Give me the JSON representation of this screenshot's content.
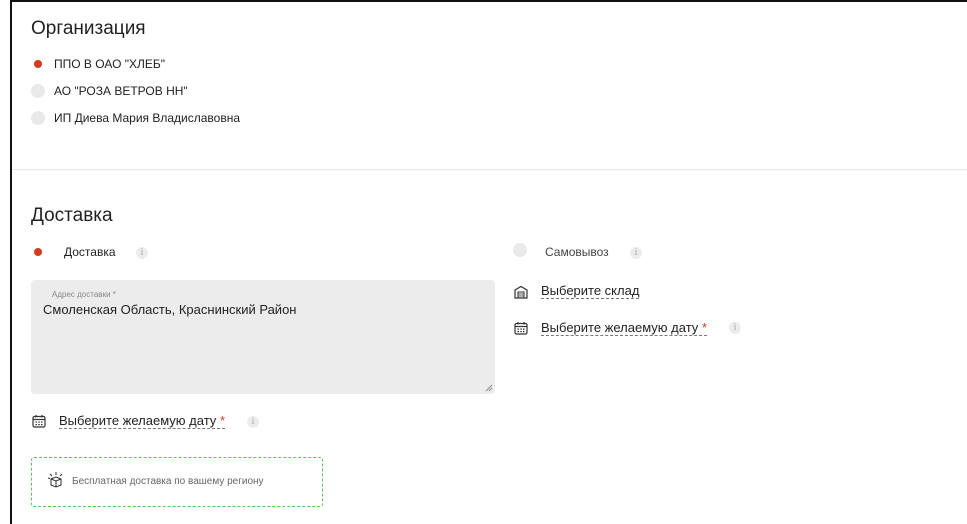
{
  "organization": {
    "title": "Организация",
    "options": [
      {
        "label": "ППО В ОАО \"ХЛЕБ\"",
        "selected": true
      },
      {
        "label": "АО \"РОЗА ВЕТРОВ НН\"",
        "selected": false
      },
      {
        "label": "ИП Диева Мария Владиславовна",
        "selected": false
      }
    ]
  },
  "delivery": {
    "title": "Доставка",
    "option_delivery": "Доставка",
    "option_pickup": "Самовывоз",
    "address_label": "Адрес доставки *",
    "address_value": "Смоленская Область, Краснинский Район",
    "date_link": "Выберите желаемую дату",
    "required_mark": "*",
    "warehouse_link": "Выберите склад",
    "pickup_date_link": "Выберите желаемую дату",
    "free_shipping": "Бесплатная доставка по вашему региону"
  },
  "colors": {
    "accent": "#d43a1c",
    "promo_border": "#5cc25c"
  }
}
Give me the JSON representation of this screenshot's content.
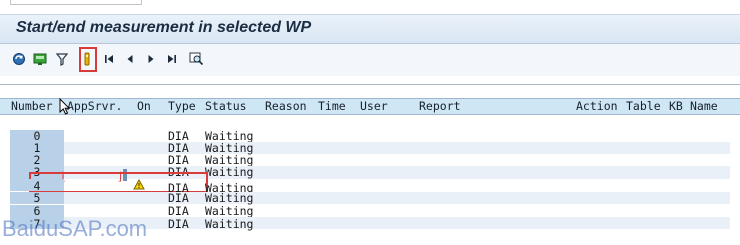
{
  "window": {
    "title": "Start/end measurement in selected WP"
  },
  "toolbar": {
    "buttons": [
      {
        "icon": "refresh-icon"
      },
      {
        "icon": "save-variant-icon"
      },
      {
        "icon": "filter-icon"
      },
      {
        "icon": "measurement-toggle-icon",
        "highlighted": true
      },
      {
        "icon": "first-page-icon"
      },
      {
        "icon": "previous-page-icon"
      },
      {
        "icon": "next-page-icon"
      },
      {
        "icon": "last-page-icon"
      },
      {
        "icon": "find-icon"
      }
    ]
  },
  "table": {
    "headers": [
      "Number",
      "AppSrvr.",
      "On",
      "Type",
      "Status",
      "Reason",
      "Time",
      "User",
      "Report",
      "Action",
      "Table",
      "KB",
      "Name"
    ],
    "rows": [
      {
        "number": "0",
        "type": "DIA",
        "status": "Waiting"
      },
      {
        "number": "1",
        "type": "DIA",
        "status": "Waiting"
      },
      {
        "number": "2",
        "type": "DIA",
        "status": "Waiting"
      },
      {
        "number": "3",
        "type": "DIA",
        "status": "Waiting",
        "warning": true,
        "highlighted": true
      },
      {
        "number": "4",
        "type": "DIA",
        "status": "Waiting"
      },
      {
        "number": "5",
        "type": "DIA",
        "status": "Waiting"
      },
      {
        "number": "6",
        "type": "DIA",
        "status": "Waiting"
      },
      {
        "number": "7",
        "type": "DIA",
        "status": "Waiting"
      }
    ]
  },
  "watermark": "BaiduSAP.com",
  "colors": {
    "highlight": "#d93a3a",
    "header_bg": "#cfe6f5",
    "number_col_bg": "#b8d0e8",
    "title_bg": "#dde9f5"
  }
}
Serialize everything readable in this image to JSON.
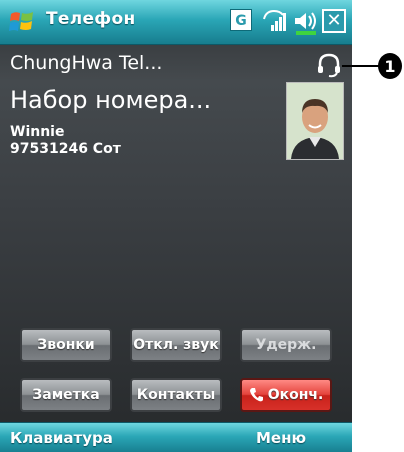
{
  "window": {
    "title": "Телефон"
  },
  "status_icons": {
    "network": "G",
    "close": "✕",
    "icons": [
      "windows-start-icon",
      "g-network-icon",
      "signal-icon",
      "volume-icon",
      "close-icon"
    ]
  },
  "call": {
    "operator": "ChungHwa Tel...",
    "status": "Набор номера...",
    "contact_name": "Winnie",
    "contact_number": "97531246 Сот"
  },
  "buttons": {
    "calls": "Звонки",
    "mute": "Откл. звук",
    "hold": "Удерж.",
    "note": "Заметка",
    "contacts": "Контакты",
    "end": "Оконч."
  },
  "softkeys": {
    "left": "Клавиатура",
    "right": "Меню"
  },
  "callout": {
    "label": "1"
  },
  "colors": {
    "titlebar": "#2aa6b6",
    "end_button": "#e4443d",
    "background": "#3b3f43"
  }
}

▶ _Aim_
Find the word "дату" in the material, then list each line that holds it.

▶ _Written solution_
    "date_link": "Выберите желаемую дату",
    "pickup_date_link": "Выберите желаемую дату",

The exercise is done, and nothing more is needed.